Your objective = In the records below, find the line with "Type out the text in this image." and repeat it and every line after it, exactly, without any pictures.

[Source data]
★ ★ ★ ★ ★

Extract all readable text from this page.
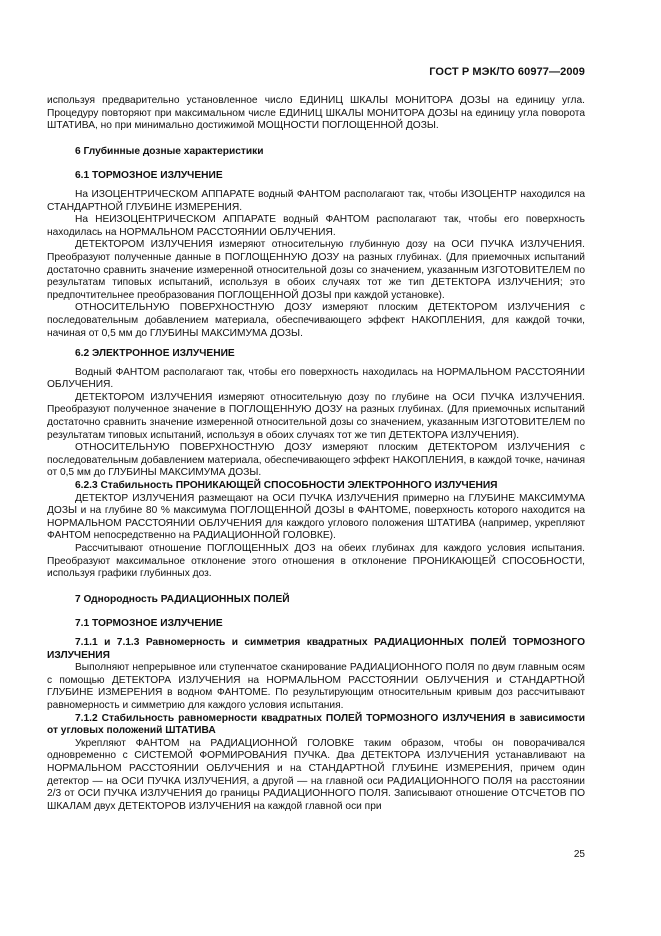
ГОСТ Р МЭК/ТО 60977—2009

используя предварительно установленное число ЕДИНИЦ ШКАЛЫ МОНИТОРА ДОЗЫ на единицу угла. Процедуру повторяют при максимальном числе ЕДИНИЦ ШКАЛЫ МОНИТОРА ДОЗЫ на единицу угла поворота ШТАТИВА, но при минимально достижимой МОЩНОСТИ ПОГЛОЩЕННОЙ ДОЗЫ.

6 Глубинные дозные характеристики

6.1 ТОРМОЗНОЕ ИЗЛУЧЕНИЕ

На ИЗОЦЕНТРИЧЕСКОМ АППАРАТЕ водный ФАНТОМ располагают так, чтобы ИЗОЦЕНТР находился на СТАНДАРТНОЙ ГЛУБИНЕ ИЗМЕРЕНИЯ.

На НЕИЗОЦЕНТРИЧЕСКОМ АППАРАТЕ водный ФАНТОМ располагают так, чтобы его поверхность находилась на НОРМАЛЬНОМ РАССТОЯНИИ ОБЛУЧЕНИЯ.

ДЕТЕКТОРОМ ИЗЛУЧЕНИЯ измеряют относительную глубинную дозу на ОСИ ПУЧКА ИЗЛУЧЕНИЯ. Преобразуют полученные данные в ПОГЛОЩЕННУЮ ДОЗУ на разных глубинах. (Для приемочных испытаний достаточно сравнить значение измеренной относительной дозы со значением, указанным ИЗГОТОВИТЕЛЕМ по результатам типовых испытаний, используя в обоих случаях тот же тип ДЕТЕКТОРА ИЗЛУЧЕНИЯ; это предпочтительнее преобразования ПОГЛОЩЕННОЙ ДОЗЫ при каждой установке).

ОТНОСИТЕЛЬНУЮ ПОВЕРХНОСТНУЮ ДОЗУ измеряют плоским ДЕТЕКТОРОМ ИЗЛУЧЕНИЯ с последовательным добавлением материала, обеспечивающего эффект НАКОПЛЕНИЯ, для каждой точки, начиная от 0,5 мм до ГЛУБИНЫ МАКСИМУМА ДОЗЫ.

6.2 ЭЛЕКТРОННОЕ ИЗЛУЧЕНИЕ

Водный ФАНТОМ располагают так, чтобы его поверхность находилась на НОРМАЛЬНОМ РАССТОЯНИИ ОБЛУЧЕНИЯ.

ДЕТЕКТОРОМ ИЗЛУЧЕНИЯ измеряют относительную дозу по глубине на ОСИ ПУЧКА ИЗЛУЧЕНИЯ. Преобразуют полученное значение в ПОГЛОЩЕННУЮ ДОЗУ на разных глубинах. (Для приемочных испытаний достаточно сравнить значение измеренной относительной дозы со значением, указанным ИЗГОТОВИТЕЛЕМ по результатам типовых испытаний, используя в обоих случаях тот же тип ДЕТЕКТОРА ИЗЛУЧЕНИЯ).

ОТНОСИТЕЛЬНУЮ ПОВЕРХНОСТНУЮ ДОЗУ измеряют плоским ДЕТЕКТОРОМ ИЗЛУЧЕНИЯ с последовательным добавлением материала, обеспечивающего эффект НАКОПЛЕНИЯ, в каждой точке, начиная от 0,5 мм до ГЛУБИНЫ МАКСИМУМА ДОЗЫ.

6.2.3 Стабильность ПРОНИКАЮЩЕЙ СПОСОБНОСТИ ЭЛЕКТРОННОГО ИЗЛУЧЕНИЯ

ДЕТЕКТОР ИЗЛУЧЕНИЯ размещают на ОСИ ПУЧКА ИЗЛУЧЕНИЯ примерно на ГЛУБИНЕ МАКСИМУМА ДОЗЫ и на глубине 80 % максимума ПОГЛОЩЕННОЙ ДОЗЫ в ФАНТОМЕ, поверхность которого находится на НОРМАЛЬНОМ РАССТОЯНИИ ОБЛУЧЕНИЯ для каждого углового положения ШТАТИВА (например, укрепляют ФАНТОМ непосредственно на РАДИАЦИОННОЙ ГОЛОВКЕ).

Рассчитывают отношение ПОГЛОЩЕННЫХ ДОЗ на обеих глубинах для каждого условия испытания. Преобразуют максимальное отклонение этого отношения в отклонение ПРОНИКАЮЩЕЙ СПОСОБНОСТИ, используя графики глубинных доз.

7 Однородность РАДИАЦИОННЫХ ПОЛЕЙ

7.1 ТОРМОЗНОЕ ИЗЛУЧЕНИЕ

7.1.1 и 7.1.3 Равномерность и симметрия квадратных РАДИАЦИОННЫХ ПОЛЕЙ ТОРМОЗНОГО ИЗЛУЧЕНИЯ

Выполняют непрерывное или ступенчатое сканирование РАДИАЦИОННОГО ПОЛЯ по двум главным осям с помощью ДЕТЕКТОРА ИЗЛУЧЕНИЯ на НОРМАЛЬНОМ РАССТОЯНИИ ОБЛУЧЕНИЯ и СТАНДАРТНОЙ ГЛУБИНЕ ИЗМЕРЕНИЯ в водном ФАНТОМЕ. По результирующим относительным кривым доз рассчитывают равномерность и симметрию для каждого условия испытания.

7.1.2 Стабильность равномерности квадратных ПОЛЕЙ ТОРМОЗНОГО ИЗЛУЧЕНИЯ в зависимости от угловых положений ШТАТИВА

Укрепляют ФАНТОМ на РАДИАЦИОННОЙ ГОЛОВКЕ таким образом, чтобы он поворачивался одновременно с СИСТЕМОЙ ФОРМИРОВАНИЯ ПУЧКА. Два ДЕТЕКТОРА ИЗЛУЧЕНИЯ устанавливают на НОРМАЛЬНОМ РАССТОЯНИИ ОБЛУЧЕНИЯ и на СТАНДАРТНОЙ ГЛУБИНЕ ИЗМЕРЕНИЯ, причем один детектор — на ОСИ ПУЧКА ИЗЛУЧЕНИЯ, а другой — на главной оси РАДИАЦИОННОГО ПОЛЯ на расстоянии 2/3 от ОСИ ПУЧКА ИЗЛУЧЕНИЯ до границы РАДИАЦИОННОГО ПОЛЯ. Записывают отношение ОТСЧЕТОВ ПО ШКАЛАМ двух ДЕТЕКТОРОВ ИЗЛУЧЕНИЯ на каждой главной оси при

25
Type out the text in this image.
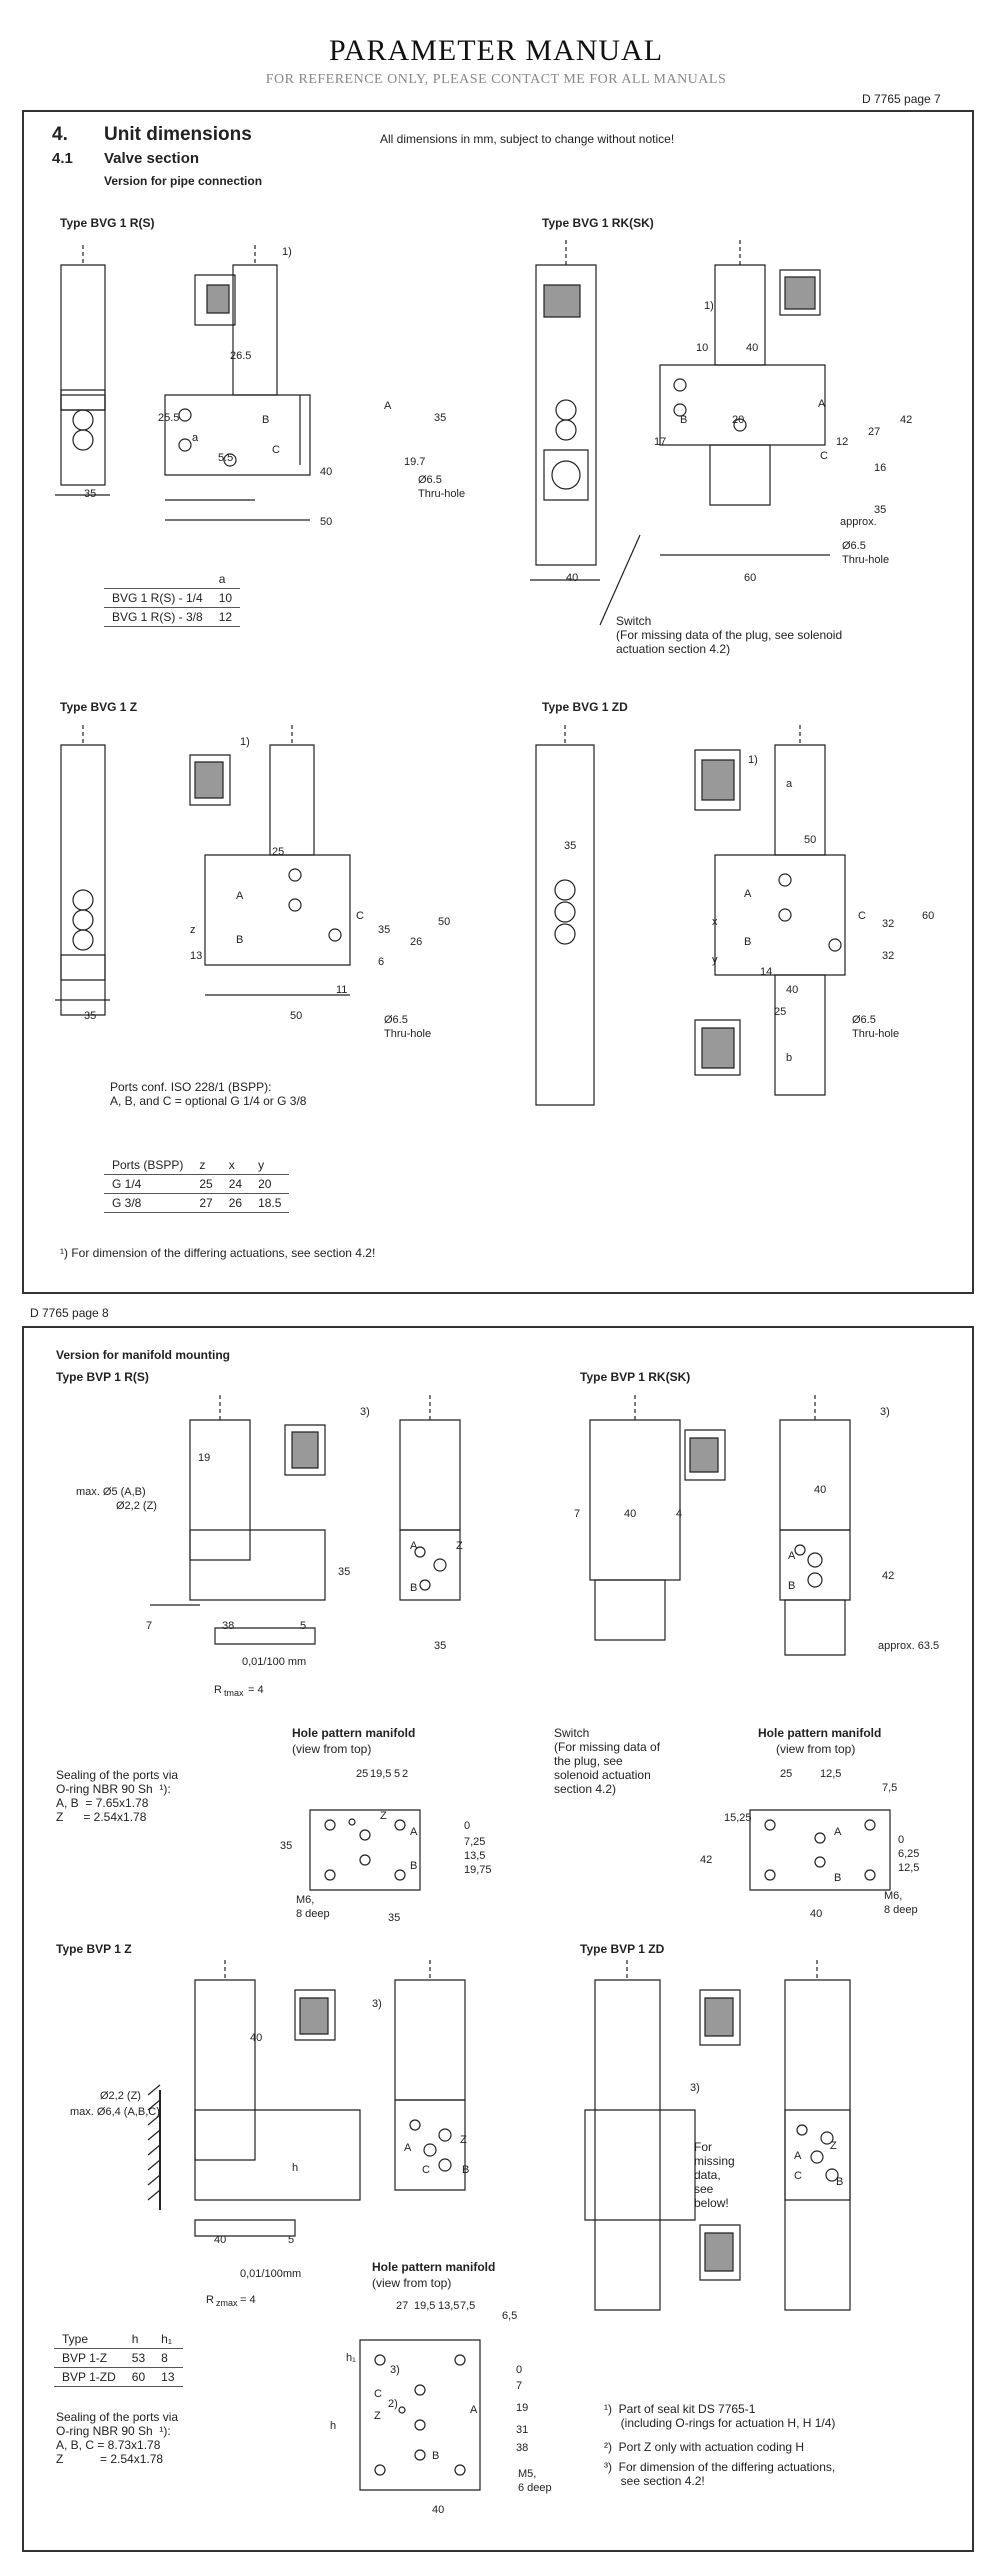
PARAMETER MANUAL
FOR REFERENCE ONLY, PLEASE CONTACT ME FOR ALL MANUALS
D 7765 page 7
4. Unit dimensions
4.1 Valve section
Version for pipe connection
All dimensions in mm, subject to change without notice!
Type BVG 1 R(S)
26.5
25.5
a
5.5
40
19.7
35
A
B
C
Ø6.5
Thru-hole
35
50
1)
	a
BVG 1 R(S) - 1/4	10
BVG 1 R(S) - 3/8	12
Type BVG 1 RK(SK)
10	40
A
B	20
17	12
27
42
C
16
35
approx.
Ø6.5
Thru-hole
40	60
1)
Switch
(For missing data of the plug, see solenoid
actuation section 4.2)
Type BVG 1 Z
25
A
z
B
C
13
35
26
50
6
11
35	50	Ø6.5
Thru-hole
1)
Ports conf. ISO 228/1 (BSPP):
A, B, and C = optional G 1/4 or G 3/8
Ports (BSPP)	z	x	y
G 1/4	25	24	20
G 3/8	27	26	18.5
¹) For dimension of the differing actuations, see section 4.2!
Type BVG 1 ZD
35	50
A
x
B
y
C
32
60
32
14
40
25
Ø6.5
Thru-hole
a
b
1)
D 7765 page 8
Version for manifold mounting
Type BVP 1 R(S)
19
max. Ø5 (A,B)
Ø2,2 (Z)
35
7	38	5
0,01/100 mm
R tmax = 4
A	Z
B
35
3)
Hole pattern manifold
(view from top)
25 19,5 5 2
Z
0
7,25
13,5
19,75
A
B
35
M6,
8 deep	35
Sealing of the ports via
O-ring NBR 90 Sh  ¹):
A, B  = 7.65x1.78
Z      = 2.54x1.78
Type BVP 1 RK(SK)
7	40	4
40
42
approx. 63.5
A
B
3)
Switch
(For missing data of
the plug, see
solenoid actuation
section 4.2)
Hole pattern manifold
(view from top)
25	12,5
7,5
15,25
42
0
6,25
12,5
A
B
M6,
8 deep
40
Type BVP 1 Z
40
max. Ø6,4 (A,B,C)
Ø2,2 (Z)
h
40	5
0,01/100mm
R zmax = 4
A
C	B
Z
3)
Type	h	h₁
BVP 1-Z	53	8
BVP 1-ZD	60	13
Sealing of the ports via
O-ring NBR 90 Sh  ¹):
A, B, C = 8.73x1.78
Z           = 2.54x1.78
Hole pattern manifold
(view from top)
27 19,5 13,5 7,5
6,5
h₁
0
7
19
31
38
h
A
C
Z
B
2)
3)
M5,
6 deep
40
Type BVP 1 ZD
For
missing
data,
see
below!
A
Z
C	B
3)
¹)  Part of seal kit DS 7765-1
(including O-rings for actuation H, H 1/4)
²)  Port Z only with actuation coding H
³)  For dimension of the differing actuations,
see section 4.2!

★ ★ ★ ★ ★

Result of the task =
Type out the text in this image.
PARAMETER MANUAL
FOR REFERENCE ONLY, PLEASE CONTACT ME FOR ALL MANUALS
D 7765 page 7
4. Unit dimensions
4.1 Valve section
Version for pipe connection
All dimensions in mm, subject to change without notice!
Type BVG 1 R(S)
26.5
25.5
a
5.5
40
19.7
35
A
B
C
Ø6.5
Thru-hole
35
50
1)
	a
BVG 1 R(S) - 1/4	10
BVG 1 R(S) - 3/8	12
Type BVG 1 RK(SK)
10	40
A
B	20
17	12
27
42
C
16
35
approx.
Ø6.5
Thru-hole
40	60
1)
Switch
(For missing data of the plug, see solenoid
actuation section 4.2)
Type BVG 1 Z
25
A
z
B
C
13
35
26
50
6
11
35	50	Ø6.5
Thru-hole
1)
Ports conf. ISO 228/1 (BSPP):
A, B, and C = optional G 1/4 or G 3/8
Ports (BSPP)	z	x	y
G 1/4	25	24	20
G 3/8	27	26	18.5
¹) For dimension of the differing actuations, see section 4.2!
Type BVG 1 ZD
35	50
A
x
B
y
C
32
60
32
14
40
25
Ø6.5
Thru-hole
a
b
1)
D 7765 page 8
Version for manifold mounting
Type BVP 1 R(S)
19
max. Ø5 (A,B)
Ø2,2 (Z)
35
7	38	5
0,01/100 mm
R tmax = 4
A	Z
B
35
3)
Hole pattern manifold
(view from top)
25 19,5 5 2
Z
0
7,25
13,5
19,75
A
B
35
M6,
8 deep	35
Sealing of the ports via
O-ring NBR 90 Sh  ¹):
A, B  = 7.65x1.78
Z      = 2.54x1.78
Type BVP 1 RK(SK)
7	40	4
40
42
approx. 63.5
A
B
3)
Switch
(For missing data of
the plug, see
solenoid actuation
section 4.2)
Hole pattern manifold
(view from top)
25	12,5
7,5
15,25
42
0
6,25
12,5
A
B
M6,
8 deep
40
Type BVP 1 Z
40
max. Ø6,4 (A,B,C)
Ø2,2 (Z)
h
40	5
0,01/100mm
R zmax = 4
A
C	B
Z
3)
Type	h	h₁
BVP 1-Z	53	8
BVP 1-ZD	60	13
Sealing of the ports via
O-ring NBR 90 Sh  ¹):
A, B, C = 8.73x1.78
Z           = 2.54x1.78
Hole pattern manifold
(view from top)
27 19,5 13,5 7,5
6,5
h₁
0
7
19
31
38
h
A
C
Z
B
2)
3)
M5,
6 deep
40
Type BVP 1 ZD
For
missing
data,
see
below!
A
Z
C	B
3)
¹)  Part of seal kit DS 7765-1
(including O-rings for actuation H, H 1/4)
²)  Port Z only with actuation coding H
³)  For dimension of the differing actuations,
see section 4.2!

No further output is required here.